* **YOUR TASK**
Return the exact lines spanning from the line with "Give me the JSON representation" through the last line of the entries, boundaries included, and no others.

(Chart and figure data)
┄┄┄┄┄┄

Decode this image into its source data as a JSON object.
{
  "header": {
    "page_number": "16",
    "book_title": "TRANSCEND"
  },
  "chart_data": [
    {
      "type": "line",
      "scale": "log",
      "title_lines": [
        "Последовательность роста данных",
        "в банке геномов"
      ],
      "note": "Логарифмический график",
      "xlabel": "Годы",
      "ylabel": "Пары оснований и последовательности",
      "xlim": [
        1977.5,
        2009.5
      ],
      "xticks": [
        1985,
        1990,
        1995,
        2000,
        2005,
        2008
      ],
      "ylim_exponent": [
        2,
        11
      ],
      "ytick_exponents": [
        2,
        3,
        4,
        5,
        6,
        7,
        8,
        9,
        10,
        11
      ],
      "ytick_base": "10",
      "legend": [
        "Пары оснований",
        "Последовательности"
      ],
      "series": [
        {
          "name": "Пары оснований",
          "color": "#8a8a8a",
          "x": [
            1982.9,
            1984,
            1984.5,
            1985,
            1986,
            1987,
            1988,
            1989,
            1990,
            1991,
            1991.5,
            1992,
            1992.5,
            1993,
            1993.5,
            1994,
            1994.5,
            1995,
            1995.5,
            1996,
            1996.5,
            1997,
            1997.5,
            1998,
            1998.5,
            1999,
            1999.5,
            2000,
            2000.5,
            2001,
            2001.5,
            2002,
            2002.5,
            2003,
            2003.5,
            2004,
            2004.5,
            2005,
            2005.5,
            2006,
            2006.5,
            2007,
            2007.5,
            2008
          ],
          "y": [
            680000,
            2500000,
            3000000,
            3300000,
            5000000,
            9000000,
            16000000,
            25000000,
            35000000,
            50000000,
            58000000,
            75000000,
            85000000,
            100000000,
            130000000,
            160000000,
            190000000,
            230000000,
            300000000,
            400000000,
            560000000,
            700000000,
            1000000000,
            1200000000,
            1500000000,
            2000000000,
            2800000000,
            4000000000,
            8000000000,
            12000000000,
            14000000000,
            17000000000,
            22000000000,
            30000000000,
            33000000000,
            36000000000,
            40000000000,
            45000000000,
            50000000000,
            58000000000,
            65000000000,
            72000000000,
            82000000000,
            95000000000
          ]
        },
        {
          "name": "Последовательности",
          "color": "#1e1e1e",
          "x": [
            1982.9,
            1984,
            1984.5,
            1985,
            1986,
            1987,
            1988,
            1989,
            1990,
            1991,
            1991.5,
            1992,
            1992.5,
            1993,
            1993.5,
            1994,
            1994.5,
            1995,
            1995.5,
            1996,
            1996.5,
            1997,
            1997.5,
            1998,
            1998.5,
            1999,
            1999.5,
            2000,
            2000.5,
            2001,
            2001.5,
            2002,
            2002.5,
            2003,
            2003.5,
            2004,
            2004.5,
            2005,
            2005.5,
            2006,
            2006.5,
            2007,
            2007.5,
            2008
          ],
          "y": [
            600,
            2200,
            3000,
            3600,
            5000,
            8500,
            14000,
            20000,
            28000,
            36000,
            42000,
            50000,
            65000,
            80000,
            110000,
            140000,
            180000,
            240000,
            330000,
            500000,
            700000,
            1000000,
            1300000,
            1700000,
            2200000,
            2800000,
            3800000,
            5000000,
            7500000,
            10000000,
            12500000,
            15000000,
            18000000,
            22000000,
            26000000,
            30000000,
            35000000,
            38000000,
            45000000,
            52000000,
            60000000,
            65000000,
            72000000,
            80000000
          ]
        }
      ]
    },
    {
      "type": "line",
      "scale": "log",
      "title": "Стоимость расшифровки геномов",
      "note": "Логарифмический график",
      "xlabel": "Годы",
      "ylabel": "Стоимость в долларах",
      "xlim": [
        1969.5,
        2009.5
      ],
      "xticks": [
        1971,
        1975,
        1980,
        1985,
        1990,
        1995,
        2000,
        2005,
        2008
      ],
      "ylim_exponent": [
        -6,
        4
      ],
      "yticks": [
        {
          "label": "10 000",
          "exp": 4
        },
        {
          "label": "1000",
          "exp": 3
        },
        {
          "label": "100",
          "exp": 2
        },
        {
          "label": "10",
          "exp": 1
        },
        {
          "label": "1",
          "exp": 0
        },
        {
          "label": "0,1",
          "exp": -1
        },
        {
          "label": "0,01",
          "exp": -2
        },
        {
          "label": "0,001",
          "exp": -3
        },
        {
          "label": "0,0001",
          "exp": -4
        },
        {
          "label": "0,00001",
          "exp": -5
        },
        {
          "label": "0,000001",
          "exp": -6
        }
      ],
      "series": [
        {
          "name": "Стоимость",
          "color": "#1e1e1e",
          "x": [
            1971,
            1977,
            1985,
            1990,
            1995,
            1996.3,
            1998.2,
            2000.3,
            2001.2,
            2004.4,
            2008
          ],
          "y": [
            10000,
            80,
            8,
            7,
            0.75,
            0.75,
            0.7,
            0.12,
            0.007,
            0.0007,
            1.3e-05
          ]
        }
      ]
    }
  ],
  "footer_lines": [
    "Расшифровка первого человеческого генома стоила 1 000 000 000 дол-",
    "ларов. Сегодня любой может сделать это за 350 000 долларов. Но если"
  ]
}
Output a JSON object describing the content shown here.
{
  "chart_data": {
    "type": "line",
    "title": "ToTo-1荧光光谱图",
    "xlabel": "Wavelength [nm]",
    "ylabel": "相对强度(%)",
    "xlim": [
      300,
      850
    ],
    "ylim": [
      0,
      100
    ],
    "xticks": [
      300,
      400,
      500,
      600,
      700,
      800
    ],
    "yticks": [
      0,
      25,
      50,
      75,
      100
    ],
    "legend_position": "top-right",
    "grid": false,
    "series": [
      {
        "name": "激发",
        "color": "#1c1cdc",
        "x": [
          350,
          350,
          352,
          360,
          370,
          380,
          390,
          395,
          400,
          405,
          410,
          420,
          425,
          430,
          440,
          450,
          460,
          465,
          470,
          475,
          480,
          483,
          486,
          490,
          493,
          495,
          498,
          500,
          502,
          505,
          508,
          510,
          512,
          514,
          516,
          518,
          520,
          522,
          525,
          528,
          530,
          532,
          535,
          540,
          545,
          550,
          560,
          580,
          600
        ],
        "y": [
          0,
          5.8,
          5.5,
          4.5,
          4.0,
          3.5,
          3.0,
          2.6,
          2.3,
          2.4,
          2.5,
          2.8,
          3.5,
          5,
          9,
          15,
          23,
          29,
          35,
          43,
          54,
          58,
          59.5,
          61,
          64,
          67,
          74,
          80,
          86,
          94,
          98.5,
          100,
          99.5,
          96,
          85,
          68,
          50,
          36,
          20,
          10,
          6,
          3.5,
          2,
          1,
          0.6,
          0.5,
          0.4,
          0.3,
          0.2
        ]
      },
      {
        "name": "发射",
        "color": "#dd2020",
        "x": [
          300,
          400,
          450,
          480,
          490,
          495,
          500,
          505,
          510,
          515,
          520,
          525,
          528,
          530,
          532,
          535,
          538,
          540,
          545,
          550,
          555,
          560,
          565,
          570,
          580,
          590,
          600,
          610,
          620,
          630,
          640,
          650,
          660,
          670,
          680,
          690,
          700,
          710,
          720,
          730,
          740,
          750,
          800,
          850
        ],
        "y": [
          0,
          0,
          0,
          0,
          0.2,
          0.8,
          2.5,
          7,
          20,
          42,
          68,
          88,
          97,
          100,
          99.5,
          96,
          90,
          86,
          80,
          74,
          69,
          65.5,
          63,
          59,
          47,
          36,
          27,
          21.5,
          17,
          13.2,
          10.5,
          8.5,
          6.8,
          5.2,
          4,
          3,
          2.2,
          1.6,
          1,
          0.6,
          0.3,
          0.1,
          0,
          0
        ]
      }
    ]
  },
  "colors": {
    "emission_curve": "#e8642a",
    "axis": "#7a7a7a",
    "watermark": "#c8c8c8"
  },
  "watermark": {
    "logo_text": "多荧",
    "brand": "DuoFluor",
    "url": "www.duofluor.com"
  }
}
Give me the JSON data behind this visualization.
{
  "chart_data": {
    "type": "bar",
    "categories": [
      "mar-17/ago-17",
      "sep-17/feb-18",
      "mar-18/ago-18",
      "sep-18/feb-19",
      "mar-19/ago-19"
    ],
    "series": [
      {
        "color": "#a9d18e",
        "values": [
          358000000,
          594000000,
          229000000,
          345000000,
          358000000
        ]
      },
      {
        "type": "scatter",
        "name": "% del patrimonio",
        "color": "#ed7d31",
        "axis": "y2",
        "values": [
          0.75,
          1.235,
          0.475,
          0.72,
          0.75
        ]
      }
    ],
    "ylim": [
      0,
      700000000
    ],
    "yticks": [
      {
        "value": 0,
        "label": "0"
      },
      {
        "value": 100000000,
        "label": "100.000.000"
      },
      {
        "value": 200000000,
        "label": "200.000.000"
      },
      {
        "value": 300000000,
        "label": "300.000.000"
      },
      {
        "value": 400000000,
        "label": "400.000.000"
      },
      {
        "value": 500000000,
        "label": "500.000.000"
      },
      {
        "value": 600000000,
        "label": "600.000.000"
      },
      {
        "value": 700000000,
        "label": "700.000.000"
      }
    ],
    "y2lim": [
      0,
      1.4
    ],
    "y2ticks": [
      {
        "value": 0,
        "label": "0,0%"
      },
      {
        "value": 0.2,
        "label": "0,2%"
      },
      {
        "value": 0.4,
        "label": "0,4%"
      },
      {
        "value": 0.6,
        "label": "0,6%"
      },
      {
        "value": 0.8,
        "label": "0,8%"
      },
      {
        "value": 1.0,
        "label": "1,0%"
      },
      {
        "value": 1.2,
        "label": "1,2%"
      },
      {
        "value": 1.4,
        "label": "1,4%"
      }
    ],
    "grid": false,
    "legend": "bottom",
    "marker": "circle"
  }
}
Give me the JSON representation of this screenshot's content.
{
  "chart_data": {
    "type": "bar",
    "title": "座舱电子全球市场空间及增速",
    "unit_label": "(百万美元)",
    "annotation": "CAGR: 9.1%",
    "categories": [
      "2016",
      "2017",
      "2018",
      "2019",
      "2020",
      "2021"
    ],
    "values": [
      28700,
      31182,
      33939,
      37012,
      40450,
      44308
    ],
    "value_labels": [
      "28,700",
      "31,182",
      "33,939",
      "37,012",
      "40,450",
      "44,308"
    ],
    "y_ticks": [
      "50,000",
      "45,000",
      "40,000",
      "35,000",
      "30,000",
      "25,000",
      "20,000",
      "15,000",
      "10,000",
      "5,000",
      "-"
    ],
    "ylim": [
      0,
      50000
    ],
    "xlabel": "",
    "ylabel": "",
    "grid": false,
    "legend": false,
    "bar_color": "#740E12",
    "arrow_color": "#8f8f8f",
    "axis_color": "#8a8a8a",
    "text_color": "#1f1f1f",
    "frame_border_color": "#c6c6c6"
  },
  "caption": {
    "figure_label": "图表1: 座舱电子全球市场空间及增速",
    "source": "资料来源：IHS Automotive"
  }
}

┄┄┄┄┄┄

* **OUTPUT FOR THIS EXERCISE**
Give me the JSON representation of this screenshot's content.
{
  "chart_data": {
    "type": "bar",
    "title": "座舱电子全球市场空间及增速",
    "unit_label": "(百万美元)",
    "annotation": "CAGR: 9.1%",
    "categories": [
      "2016",
      "2017",
      "2018",
      "2019",
      "2020",
      "2021"
    ],
    "values": [
      28700,
      31182,
      33939,
      37012,
      40450,
      44308
    ],
    "value_labels": [
      "28,700",
      "31,182",
      "33,939",
      "37,012",
      "40,450",
      "44,308"
    ],
    "y_ticks": [
      "50,000",
      "45,000",
      "40,000",
      "35,000",
      "30,000",
      "25,000",
      "20,000",
      "15,000",
      "10,000",
      "5,000",
      "-"
    ],
    "ylim": [
      0,
      50000
    ],
    "xlabel": "",
    "ylabel": "",
    "grid": false,
    "legend": false,
    "bar_color": "#740E12",
    "arrow_color": "#8f8f8f",
    "axis_color": "#8a8a8a",
    "text_color": "#1f1f1f",
    "frame_border_color": "#c6c6c6"
  },
  "caption": {
    "figure_label": "图表1: 座舱电子全球市场空间及增速",
    "source": "资料来源：IHS Automotive"
  }
}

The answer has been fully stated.